DESCRIPTION OF THE TASK: Word for word, print each line of the listing below; pictures stay out.

INPUT FOR THIS TASK:
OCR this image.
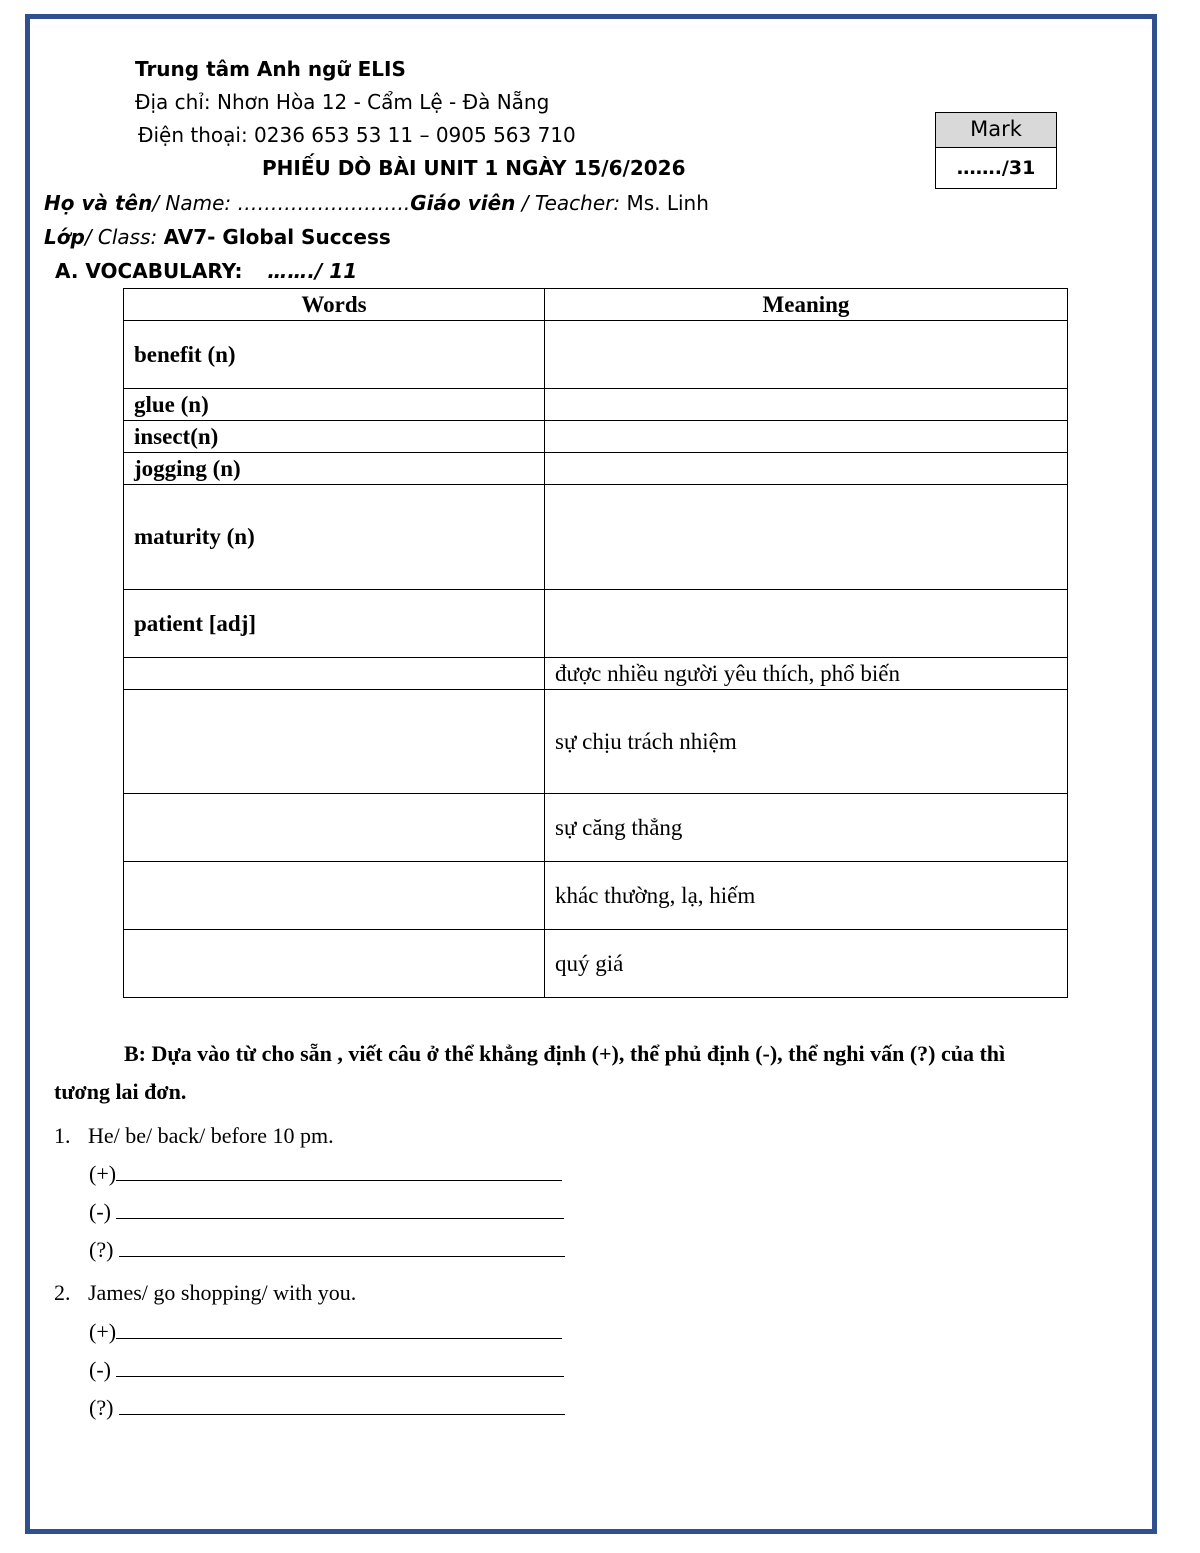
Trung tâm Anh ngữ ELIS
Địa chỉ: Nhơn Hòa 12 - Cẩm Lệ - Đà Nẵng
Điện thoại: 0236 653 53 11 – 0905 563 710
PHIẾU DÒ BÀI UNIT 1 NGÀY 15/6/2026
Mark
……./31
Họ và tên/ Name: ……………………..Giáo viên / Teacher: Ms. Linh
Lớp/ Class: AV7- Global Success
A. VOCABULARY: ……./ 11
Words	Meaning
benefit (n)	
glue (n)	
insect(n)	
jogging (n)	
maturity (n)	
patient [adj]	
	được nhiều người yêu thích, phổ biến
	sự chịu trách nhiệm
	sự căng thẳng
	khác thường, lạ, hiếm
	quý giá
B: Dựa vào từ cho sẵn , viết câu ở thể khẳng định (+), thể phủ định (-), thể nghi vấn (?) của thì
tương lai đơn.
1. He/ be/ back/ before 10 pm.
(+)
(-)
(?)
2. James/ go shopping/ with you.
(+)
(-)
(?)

PROBLEM SOLUTION:
OCR this image.
Trung tâm Anh ngữ ELIS
Địa chỉ: Nhơn Hòa 12 - Cẩm Lệ - Đà Nẵng
Điện thoại: 0236 653 53 11 – 0905 563 710
PHIẾU DÒ BÀI UNIT 1 NGÀY 15/6/2026
Mark
……./31
Họ và tên/ Name: ……………………..Giáo viên / Teacher: Ms. Linh
Lớp/ Class: AV7- Global Success
A. VOCABULARY: ……./ 11
Words	Meaning
benefit (n)	
glue (n)	
insect(n)	
jogging (n)	
maturity (n)	
patient [adj]	
	được nhiều người yêu thích, phổ biến
	sự chịu trách nhiệm
	sự căng thẳng
	khác thường, lạ, hiếm
	quý giá
B: Dựa vào từ cho sẵn , viết câu ở thể khẳng định (+), thể phủ định (-), thể nghi vấn (?) của thì
tương lai đơn.
1. He/ be/ back/ before 10 pm.
(+)
(-)
(?)
2. James/ go shopping/ with you.
(+)
(-)
(?)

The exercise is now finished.